#### REQUIRED WORK
Read the listing and extract each line that includes the word "Neighbors".

#### ENTRIES PROVIDED
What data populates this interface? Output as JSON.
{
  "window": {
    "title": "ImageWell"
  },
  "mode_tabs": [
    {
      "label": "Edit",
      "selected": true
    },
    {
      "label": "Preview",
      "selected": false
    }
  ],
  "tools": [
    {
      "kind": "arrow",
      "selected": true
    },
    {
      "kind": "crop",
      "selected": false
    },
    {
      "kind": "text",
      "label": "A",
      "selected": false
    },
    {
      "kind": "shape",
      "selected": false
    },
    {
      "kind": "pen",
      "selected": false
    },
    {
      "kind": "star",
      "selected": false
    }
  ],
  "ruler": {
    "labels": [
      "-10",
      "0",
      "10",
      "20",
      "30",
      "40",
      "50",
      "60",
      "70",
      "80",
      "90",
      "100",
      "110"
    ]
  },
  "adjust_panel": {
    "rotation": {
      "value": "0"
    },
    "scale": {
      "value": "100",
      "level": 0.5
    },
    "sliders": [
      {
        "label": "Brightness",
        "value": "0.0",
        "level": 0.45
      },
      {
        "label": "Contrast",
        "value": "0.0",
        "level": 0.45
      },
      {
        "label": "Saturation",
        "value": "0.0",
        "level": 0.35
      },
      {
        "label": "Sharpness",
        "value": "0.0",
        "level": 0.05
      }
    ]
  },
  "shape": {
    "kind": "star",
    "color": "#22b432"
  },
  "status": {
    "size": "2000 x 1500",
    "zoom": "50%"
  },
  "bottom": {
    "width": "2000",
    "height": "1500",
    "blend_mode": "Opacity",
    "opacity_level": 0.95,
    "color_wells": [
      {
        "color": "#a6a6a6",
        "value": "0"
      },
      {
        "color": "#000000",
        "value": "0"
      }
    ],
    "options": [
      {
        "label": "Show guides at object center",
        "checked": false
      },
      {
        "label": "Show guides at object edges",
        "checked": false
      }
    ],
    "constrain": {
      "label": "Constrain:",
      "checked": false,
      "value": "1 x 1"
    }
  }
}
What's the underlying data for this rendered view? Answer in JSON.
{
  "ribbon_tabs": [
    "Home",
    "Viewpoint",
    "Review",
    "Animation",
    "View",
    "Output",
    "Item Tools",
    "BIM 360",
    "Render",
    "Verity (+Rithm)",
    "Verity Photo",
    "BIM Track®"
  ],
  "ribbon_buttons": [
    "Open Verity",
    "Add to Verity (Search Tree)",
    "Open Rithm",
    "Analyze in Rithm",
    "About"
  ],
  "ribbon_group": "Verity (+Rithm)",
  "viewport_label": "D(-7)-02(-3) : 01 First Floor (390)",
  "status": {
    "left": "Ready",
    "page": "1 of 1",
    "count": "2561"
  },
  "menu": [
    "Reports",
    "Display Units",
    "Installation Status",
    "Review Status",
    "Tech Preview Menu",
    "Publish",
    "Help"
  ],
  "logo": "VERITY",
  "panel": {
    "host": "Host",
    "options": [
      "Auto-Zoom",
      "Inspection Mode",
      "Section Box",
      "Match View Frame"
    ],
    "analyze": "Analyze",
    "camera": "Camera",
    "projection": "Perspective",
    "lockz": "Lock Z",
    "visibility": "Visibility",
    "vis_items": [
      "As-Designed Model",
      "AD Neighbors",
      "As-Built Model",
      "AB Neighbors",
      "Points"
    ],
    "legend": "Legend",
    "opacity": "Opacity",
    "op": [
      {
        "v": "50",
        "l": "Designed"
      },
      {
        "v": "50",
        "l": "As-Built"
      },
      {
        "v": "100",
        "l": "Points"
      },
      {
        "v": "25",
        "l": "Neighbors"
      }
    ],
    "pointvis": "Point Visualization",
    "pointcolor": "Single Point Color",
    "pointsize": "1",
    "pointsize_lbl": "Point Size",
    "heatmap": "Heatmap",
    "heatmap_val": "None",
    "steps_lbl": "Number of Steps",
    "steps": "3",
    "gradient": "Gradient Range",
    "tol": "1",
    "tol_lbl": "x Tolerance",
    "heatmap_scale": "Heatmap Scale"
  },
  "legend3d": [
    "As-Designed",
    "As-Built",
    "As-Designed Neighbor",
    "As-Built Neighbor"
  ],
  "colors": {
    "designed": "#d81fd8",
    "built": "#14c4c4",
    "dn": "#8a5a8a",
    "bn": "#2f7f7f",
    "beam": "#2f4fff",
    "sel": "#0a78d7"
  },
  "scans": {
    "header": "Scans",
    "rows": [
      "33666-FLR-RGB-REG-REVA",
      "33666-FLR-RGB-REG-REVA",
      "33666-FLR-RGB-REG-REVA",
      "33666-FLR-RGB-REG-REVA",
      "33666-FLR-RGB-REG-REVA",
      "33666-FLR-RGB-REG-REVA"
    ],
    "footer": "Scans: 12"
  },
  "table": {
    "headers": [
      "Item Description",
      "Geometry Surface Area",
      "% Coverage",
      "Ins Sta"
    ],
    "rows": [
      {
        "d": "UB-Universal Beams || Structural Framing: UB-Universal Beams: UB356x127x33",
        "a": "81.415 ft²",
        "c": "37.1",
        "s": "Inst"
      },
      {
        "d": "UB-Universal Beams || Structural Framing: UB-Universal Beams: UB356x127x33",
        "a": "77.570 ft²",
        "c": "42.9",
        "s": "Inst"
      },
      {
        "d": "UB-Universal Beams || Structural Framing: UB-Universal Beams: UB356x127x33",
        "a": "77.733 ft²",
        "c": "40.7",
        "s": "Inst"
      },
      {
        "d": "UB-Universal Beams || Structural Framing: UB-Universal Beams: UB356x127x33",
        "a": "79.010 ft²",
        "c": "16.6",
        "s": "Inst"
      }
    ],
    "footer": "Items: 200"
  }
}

#### WORKED SOLUTION
      "AD Neighbors",
      "AB Neighbors",
        "l": "Neighbors"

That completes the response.